** What is expected **
Write the material out again in full, exactly.

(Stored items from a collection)

* Start *

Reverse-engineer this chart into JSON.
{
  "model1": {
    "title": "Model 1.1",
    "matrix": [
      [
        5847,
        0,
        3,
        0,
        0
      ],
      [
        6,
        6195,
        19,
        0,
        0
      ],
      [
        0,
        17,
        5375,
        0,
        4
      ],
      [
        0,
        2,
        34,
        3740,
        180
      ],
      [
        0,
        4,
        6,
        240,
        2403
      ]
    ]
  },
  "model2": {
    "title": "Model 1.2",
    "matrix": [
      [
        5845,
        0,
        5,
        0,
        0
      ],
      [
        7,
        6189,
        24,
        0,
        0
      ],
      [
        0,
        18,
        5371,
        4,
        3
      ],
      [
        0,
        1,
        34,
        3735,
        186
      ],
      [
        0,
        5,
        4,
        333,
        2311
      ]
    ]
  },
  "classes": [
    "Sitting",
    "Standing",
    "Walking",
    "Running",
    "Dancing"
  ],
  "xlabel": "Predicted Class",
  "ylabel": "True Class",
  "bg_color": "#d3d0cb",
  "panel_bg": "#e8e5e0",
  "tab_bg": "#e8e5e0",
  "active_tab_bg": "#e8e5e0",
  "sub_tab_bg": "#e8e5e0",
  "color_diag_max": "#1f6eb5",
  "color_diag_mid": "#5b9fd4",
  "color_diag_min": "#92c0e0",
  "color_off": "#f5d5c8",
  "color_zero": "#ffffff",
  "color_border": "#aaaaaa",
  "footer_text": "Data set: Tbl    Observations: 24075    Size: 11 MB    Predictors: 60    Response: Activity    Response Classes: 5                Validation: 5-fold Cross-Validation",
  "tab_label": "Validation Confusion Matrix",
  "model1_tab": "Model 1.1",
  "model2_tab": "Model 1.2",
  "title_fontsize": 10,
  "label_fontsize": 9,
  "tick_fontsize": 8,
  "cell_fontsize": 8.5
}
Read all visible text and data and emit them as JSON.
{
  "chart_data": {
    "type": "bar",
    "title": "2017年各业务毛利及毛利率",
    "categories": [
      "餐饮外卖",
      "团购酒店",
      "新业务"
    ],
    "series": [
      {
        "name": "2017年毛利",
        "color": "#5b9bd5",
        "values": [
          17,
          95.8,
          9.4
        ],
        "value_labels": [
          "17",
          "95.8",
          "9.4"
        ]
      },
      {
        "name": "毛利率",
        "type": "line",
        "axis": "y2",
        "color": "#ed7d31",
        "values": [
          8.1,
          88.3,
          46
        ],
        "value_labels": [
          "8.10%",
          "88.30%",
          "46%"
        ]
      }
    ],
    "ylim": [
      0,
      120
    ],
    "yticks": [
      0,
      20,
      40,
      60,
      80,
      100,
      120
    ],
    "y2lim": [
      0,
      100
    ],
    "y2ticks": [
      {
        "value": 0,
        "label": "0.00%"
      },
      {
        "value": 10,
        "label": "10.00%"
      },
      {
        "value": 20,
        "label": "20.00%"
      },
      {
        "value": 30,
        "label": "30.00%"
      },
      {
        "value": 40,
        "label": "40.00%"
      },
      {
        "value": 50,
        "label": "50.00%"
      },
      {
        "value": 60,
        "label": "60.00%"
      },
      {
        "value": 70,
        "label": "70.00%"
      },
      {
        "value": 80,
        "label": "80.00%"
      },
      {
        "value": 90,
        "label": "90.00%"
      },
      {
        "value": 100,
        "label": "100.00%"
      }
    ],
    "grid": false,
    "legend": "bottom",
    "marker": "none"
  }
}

* End *

** Exercise output **
Reverse-engineer this chart into JSON.
{
  "model1": {
    "title": "Model 1.1",
    "matrix": [
      [
        5847,
        0,
        3,
        0,
        0
      ],
      [
        6,
        6195,
        19,
        0,
        0
      ],
      [
        0,
        17,
        5375,
        0,
        4
      ],
      [
        0,
        2,
        34,
        3740,
        180
      ],
      [
        0,
        4,
        6,
        240,
        2403
      ]
    ]
  },
  "model2": {
    "title": "Model 1.2",
    "matrix": [
      [
        5845,
        0,
        5,
        0,
        0
      ],
      [
        7,
        6189,
        24,
        0,
        0
      ],
      [
        0,
        18,
        5371,
        4,
        3
      ],
      [
        0,
        1,
        34,
        3735,
        186
      ],
      [
        0,
        5,
        4,
        333,
        2311
      ]
    ]
  },
  "classes": [
    "Sitting",
    "Standing",
    "Walking",
    "Running",
    "Dancing"
  ],
  "xlabel": "Predicted Class",
  "ylabel": "True Class",
  "bg_color": "#d3d0cb",
  "panel_bg": "#e8e5e0",
  "tab_bg": "#e8e5e0",
  "active_tab_bg": "#e8e5e0",
  "sub_tab_bg": "#e8e5e0",
  "color_diag_max": "#1f6eb5",
  "color_diag_mid": "#5b9fd4",
  "color_diag_min": "#92c0e0",
  "color_off": "#f5d5c8",
  "color_zero": "#ffffff",
  "color_border": "#aaaaaa",
  "footer_text": "Data set: Tbl    Observations: 24075    Size: 11 MB    Predictors: 60    Response: Activity    Response Classes: 5                Validation: 5-fold Cross-Validation",
  "tab_label": "Validation Confusion Matrix",
  "model1_tab": "Model 1.1",
  "model2_tab": "Model 1.2",
  "title_fontsize": 10,
  "label_fontsize": 9,
  "tick_fontsize": 8,
  "cell_fontsize": 8.5
}
Read all visible text and data and emit them as JSON.
{
  "chart_data": {
    "type": "bar",
    "title": "2017年各业务毛利及毛利率",
    "categories": [
      "餐饮外卖",
      "团购酒店",
      "新业务"
    ],
    "series": [
      {
        "name": "2017年毛利",
        "color": "#5b9bd5",
        "values": [
          17,
          95.8,
          9.4
        ],
        "value_labels": [
          "17",
          "95.8",
          "9.4"
        ]
      },
      {
        "name": "毛利率",
        "type": "line",
        "axis": "y2",
        "color": "#ed7d31",
        "values": [
          8.1,
          88.3,
          46
        ],
        "value_labels": [
          "8.10%",
          "88.30%",
          "46%"
        ]
      }
    ],
    "ylim": [
      0,
      120
    ],
    "yticks": [
      0,
      20,
      40,
      60,
      80,
      100,
      120
    ],
    "y2lim": [
      0,
      100
    ],
    "y2ticks": [
      {
        "value": 0,
        "label": "0.00%"
      },
      {
        "value": 10,
        "label": "10.00%"
      },
      {
        "value": 20,
        "label": "20.00%"
      },
      {
        "value": 30,
        "label": "30.00%"
      },
      {
        "value": 40,
        "label": "40.00%"
      },
      {
        "value": 50,
        "label": "50.00%"
      },
      {
        "value": 60,
        "label": "60.00%"
      },
      {
        "value": 70,
        "label": "70.00%"
      },
      {
        "value": 80,
        "label": "80.00%"
      },
      {
        "value": 90,
        "label": "90.00%"
      },
      {
        "value": 100,
        "label": "100.00%"
      }
    ],
    "grid": false,
    "legend": "bottom",
    "marker": "none"
  }
}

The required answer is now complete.